# Requirements
Retype every entry word for word.

# Supplied material

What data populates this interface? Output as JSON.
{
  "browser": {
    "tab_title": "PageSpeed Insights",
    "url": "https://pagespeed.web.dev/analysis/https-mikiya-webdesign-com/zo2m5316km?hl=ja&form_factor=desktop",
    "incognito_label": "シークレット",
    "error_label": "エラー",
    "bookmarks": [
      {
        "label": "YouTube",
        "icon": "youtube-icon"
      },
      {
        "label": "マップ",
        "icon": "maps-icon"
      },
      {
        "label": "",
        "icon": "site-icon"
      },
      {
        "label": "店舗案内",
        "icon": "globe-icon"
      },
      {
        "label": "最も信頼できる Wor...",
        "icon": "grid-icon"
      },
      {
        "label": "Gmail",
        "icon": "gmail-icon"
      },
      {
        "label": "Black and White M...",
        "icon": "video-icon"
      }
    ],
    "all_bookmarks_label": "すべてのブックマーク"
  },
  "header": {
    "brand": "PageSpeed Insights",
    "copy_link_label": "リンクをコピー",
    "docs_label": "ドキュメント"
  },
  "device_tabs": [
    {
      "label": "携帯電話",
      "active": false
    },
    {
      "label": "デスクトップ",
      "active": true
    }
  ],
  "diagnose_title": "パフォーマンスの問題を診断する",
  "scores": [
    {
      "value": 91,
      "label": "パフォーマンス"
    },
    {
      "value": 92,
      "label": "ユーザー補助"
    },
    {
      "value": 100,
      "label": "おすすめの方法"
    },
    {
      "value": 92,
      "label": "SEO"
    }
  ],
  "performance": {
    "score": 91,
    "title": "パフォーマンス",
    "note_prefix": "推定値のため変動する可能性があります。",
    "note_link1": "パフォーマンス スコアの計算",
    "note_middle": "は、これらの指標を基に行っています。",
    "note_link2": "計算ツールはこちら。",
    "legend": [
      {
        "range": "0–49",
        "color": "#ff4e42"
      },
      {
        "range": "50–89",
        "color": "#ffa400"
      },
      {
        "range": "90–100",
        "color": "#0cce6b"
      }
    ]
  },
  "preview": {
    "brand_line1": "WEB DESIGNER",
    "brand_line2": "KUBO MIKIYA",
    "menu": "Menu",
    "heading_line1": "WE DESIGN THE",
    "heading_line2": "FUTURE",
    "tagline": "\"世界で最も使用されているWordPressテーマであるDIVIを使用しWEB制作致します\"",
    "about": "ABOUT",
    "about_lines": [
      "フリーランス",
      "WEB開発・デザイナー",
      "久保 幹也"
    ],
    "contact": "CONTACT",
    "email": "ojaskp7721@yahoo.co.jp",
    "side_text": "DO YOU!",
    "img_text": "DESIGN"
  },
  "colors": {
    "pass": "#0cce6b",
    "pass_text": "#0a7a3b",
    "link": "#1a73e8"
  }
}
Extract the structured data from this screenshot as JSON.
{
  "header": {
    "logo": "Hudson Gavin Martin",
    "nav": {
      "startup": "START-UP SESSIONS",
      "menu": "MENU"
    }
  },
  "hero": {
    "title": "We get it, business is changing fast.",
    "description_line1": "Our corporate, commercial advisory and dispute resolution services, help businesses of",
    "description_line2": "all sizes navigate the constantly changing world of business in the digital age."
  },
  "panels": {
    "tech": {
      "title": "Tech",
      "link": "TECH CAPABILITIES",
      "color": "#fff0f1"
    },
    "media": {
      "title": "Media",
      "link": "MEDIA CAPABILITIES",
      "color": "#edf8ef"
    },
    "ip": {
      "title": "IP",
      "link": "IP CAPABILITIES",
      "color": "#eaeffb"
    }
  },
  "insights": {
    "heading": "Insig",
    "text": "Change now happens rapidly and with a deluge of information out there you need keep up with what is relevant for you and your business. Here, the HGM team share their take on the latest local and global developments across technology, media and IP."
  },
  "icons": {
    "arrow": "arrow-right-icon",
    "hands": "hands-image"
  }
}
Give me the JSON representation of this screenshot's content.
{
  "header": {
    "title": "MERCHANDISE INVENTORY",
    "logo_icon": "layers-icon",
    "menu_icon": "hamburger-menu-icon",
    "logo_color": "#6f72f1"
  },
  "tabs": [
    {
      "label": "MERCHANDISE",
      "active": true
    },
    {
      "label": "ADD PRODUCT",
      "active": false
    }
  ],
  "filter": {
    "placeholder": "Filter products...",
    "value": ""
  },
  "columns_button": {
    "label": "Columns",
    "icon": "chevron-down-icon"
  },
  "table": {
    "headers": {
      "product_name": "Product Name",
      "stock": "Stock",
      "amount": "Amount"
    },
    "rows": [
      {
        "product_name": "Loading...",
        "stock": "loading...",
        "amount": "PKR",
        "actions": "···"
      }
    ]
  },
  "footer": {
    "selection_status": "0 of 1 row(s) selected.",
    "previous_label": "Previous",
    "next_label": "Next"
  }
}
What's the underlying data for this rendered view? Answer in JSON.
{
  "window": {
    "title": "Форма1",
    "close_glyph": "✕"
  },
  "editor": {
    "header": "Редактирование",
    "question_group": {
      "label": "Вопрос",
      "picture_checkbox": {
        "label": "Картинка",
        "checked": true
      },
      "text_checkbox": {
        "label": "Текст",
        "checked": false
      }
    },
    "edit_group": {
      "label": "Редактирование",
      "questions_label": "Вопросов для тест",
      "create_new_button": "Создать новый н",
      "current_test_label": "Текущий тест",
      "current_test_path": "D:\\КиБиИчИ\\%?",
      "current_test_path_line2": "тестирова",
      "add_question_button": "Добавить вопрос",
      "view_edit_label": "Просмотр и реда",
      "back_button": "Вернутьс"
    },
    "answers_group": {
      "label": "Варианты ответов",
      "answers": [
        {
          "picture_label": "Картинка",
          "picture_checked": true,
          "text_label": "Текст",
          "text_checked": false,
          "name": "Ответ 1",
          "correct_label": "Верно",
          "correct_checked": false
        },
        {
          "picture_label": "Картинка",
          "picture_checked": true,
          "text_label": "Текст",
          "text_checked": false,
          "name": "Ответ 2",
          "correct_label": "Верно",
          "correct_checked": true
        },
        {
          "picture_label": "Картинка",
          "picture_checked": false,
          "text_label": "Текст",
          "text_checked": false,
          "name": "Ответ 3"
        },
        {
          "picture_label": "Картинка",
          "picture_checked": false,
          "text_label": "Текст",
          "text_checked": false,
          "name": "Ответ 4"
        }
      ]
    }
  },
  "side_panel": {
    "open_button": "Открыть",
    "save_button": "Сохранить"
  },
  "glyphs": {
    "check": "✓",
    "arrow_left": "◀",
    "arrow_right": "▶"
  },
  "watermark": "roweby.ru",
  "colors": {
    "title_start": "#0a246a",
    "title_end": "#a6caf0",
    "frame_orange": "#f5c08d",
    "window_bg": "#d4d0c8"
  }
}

# Solution to the exercise
What data populates this interface? Output as JSON.
{
  "browser": {
    "tab_title": "PageSpeed Insights",
    "url": "https://pagespeed.web.dev/analysis/https-mikiya-webdesign-com/zo2m5316km?hl=ja&form_factor=desktop",
    "incognito_label": "シークレット",
    "error_label": "エラー",
    "bookmarks": [
      {
        "label": "YouTube",
        "icon": "youtube-icon"
      },
      {
        "label": "マップ",
        "icon": "maps-icon"
      },
      {
        "label": "",
        "icon": "site-icon"
      },
      {
        "label": "店舗案内",
        "icon": "globe-icon"
      },
      {
        "label": "最も信頼できる Wor...",
        "icon": "grid-icon"
      },
      {
        "label": "Gmail",
        "icon": "gmail-icon"
      },
      {
        "label": "Black and White M...",
        "icon": "video-icon"
      }
    ],
    "all_bookmarks_label": "すべてのブックマーク"
  },
  "header": {
    "brand": "PageSpeed Insights",
    "copy_link_label": "リンクをコピー",
    "docs_label": "ドキュメント"
  },
  "device_tabs": [
    {
      "label": "携帯電話",
      "active": false
    },
    {
      "label": "デスクトップ",
      "active": true
    }
  ],
  "diagnose_title": "パフォーマンスの問題を診断する",
  "scores": [
    {
      "value": 91,
      "label": "パフォーマンス"
    },
    {
      "value": 92,
      "label": "ユーザー補助"
    },
    {
      "value": 100,
      "label": "おすすめの方法"
    },
    {
      "value": 92,
      "label": "SEO"
    }
  ],
  "performance": {
    "score": 91,
    "title": "パフォーマンス",
    "note_prefix": "推定値のため変動する可能性があります。",
    "note_link1": "パフォーマンス スコアの計算",
    "note_middle": "は、これらの指標を基に行っています。",
    "note_link2": "計算ツールはこちら。",
    "legend": [
      {
        "range": "0–49",
        "color": "#ff4e42"
      },
      {
        "range": "50–89",
        "color": "#ffa400"
      },
      {
        "range": "90–100",
        "color": "#0cce6b"
      }
    ]
  },
  "preview": {
    "brand_line1": "WEB DESIGNER",
    "brand_line2": "KUBO MIKIYA",
    "menu": "Menu",
    "heading_line1": "WE DESIGN THE",
    "heading_line2": "FUTURE",
    "tagline": "\"世界で最も使用されているWordPressテーマであるDIVIを使用しWEB制作致します\"",
    "about": "ABOUT",
    "about_lines": [
      "フリーランス",
      "WEB開発・デザイナー",
      "久保 幹也"
    ],
    "contact": "CONTACT",
    "email": "ojaskp7721@yahoo.co.jp",
    "side_text": "DO YOU!",
    "img_text": "DESIGN"
  },
  "colors": {
    "pass": "#0cce6b",
    "pass_text": "#0a7a3b",
    "link": "#1a73e8"
  }
}
Extract the structured data from this screenshot as JSON.
{
  "header": {
    "logo": "Hudson Gavin Martin",
    "nav": {
      "startup": "START-UP SESSIONS",
      "menu": "MENU"
    }
  },
  "hero": {
    "title": "We get it, business is changing fast.",
    "description_line1": "Our corporate, commercial advisory and dispute resolution services, help businesses of",
    "description_line2": "all sizes navigate the constantly changing world of business in the digital age."
  },
  "panels": {
    "tech": {
      "title": "Tech",
      "link": "TECH CAPABILITIES",
      "color": "#fff0f1"
    },
    "media": {
      "title": "Media",
      "link": "MEDIA CAPABILITIES",
      "color": "#edf8ef"
    },
    "ip": {
      "title": "IP",
      "link": "IP CAPABILITIES",
      "color": "#eaeffb"
    }
  },
  "insights": {
    "heading": "Insig",
    "text": "Change now happens rapidly and with a deluge of information out there you need keep up with what is relevant for you and your business. Here, the HGM team share their take on the latest local and global developments across technology, media and IP."
  },
  "icons": {
    "arrow": "arrow-right-icon",
    "hands": "hands-image"
  }
}
Give me the JSON representation of this screenshot's content.
{
  "header": {
    "title": "MERCHANDISE INVENTORY",
    "logo_icon": "layers-icon",
    "menu_icon": "hamburger-menu-icon",
    "logo_color": "#6f72f1"
  },
  "tabs": [
    {
      "label": "MERCHANDISE",
      "active": true
    },
    {
      "label": "ADD PRODUCT",
      "active": false
    }
  ],
  "filter": {
    "placeholder": "Filter products...",
    "value": ""
  },
  "columns_button": {
    "label": "Columns",
    "icon": "chevron-down-icon"
  },
  "table": {
    "headers": {
      "product_name": "Product Name",
      "stock": "Stock",
      "amount": "Amount"
    },
    "rows": [
      {
        "product_name": "Loading...",
        "stock": "loading...",
        "amount": "PKR",
        "actions": "···"
      }
    ]
  },
  "footer": {
    "selection_status": "0 of 1 row(s) selected.",
    "previous_label": "Previous",
    "next_label": "Next"
  }
}
What's the underlying data for this rendered view? Answer in JSON.
{
  "window": {
    "title": "Форма1",
    "close_glyph": "✕"
  },
  "editor": {
    "header": "Редактирование",
    "question_group": {
      "label": "Вопрос",
      "picture_checkbox": {
        "label": "Картинка",
        "checked": true
      },
      "text_checkbox": {
        "label": "Текст",
        "checked": false
      }
    },
    "edit_group": {
      "label": "Редактирование",
      "questions_label": "Вопросов для тест",
      "create_new_button": "Создать новый н",
      "current_test_label": "Текущий тест",
      "current_test_path": "D:\\КиБиИчИ\\%?",
      "current_test_path_line2": "тестирова",
      "add_question_button": "Добавить вопрос",
      "view_edit_label": "Просмотр и реда",
      "back_button": "Вернутьс"
    },
    "answers_group": {
      "label": "Варианты ответов",
      "answers": [
        {
          "picture_label": "Картинка",
          "picture_checked": true,
          "text_label": "Текст",
          "text_checked": false,
          "name": "Ответ 1",
          "correct_label": "Верно",
          "correct_checked": false
        },
        {
          "picture_label": "Картинка",
          "picture_checked": true,
          "text_label": "Текст",
          "text_checked": false,
          "name": "Ответ 2",
          "correct_label": "Верно",
          "correct_checked": true
        },
        {
          "picture_label": "Картинка",
          "picture_checked": false,
          "text_label": "Текст",
          "text_checked": false,
          "name": "Ответ 3"
        },
        {
          "picture_label": "Картинка",
          "picture_checked": false,
          "text_label": "Текст",
          "text_checked": false,
          "name": "Ответ 4"
        }
      ]
    }
  },
  "side_panel": {
    "open_button": "Открыть",
    "save_button": "Сохранить"
  },
  "glyphs": {
    "check": "✓",
    "arrow_left": "◀",
    "arrow_right": "▶"
  },
  "watermark": "roweby.ru",
  "colors": {
    "title_start": "#0a246a",
    "title_end": "#a6caf0",
    "frame_orange": "#f5c08d",
    "window_bg": "#d4d0c8"
  }
}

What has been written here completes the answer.